Data provided:

------------------------

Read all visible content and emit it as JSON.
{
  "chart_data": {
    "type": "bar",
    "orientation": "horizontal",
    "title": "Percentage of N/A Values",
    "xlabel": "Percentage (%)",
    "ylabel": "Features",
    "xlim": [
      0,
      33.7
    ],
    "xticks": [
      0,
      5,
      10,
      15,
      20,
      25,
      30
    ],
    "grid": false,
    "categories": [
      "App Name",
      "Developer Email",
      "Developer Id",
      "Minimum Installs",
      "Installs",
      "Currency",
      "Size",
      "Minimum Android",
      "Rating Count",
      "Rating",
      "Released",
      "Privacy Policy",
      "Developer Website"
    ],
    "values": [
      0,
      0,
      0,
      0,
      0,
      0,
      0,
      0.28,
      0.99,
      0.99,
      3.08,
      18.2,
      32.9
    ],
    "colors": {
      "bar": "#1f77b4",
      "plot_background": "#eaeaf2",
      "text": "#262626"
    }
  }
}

------------------------

Search the data for the string "Developer". List each line that has it.

      "Developer Email",
      "Developer Id",
      "Developer Website"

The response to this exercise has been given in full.